* _Excerpted data_

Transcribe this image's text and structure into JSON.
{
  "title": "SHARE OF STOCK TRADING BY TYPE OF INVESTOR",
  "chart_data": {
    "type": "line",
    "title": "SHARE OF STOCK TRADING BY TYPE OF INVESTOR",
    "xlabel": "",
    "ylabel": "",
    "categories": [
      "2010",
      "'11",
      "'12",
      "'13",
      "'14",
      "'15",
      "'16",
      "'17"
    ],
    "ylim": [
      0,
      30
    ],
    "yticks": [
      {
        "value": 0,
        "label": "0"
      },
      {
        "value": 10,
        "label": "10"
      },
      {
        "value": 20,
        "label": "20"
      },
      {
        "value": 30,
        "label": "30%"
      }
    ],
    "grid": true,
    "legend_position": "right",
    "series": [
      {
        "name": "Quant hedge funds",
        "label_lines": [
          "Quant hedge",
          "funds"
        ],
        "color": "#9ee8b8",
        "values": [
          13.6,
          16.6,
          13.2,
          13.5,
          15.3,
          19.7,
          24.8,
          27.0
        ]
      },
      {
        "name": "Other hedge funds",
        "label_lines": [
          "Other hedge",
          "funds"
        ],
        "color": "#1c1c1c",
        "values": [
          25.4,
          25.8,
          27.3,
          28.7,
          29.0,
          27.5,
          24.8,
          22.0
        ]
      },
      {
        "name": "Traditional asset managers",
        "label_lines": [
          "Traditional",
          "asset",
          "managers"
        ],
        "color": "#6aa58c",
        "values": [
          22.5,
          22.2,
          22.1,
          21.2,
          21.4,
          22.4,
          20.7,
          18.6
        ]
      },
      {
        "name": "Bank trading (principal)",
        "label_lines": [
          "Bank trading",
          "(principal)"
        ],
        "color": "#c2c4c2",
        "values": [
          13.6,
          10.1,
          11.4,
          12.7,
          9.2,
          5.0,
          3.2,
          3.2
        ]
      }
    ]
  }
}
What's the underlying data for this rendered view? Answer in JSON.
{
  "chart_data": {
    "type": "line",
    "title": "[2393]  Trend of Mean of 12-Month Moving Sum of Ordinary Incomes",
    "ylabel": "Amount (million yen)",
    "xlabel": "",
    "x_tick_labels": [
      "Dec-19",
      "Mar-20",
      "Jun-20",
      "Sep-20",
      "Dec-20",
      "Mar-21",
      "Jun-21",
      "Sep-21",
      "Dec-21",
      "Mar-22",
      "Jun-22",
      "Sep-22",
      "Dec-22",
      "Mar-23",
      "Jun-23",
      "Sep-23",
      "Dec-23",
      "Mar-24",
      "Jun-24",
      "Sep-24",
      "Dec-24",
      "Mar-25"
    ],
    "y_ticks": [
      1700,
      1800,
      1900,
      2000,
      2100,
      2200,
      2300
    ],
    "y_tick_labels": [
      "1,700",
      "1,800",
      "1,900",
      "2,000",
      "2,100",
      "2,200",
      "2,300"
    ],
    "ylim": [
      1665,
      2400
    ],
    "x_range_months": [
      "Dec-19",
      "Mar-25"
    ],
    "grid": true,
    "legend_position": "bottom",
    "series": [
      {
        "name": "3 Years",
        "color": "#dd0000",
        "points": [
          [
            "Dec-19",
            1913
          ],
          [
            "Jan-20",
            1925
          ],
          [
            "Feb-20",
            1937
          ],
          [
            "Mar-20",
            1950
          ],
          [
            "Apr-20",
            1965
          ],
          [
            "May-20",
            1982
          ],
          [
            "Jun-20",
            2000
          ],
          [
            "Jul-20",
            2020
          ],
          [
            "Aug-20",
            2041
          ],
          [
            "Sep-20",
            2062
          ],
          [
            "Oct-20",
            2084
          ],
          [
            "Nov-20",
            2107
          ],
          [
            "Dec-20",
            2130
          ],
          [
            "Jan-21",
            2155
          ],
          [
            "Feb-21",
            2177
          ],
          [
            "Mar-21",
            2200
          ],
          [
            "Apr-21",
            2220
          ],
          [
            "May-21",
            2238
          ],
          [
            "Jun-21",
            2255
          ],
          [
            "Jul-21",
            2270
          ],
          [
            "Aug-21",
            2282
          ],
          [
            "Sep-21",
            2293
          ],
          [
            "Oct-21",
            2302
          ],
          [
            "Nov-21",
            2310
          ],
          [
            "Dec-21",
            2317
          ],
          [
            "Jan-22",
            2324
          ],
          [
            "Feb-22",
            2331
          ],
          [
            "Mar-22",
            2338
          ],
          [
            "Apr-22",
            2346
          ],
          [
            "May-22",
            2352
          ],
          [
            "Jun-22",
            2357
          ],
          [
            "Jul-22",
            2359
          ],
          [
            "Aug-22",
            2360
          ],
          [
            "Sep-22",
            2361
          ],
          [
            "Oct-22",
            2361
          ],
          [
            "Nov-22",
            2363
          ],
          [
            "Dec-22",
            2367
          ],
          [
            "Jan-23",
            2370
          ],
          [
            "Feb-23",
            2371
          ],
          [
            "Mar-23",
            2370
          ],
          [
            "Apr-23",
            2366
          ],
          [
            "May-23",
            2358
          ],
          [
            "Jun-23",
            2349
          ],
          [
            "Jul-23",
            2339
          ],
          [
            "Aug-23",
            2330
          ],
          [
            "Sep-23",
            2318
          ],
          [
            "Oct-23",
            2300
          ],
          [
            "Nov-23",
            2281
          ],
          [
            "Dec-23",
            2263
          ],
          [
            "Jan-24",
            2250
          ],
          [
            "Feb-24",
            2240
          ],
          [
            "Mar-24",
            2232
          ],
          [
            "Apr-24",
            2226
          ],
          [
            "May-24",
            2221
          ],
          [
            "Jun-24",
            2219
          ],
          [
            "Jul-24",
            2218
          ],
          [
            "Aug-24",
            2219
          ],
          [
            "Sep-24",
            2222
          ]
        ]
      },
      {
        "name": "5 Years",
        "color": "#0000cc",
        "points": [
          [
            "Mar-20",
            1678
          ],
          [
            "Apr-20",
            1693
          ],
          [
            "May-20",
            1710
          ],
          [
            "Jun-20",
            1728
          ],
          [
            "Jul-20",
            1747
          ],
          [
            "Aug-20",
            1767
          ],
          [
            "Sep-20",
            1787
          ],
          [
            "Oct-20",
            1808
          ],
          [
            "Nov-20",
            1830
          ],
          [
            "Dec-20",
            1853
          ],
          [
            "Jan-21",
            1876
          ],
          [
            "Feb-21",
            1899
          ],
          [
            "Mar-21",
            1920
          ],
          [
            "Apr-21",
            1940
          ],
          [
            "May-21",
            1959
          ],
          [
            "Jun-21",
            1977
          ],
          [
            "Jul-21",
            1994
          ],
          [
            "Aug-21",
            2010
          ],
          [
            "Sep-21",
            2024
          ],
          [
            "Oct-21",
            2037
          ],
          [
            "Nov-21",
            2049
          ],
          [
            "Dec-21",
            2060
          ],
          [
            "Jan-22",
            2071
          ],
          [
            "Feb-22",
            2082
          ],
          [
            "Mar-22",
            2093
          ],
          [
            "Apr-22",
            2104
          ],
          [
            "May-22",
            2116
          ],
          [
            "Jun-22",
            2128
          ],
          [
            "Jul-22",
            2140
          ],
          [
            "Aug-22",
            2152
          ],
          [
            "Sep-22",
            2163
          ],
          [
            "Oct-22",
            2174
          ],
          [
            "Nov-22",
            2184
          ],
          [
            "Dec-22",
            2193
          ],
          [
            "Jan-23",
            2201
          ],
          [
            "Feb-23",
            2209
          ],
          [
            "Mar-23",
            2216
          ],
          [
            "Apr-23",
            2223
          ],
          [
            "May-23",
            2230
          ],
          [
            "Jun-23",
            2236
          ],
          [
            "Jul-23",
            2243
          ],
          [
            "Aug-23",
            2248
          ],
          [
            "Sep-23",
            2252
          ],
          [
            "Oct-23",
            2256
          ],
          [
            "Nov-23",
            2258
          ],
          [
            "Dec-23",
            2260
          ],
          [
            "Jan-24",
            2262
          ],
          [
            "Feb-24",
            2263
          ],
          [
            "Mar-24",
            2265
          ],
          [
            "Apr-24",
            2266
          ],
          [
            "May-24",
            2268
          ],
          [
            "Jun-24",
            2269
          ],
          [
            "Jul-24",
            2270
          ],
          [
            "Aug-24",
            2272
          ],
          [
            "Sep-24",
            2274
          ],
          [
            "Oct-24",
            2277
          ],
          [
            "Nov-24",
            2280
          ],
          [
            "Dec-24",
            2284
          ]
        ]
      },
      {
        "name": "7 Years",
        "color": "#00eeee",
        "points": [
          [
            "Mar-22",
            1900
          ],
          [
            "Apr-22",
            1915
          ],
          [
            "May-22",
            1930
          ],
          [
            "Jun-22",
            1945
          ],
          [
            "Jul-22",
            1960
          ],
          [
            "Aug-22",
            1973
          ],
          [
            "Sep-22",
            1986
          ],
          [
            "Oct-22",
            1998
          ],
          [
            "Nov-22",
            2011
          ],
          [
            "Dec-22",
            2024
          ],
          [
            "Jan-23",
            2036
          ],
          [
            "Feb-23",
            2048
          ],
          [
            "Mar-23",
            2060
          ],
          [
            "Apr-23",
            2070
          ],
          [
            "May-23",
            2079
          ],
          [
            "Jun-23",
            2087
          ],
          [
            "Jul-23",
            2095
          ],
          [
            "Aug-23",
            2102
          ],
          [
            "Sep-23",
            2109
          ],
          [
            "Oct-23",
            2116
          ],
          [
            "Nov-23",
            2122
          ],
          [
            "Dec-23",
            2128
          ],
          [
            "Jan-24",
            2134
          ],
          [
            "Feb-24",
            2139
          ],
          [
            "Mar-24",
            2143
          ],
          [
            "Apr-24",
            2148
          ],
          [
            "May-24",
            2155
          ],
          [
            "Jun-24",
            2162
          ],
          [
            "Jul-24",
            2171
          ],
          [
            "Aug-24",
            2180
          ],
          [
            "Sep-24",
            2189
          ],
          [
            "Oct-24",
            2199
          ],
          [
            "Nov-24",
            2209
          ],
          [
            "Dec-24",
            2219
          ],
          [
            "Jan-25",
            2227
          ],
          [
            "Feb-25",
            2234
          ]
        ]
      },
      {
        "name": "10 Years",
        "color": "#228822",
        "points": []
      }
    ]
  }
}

* _What is being asked_
Track down every line holding the string "Years" and copy it.

* _Answer to this exercise_
        "name": "3 Years",
        "name": "5 Years",
        "name": "7 Years",
        "name": "10 Years",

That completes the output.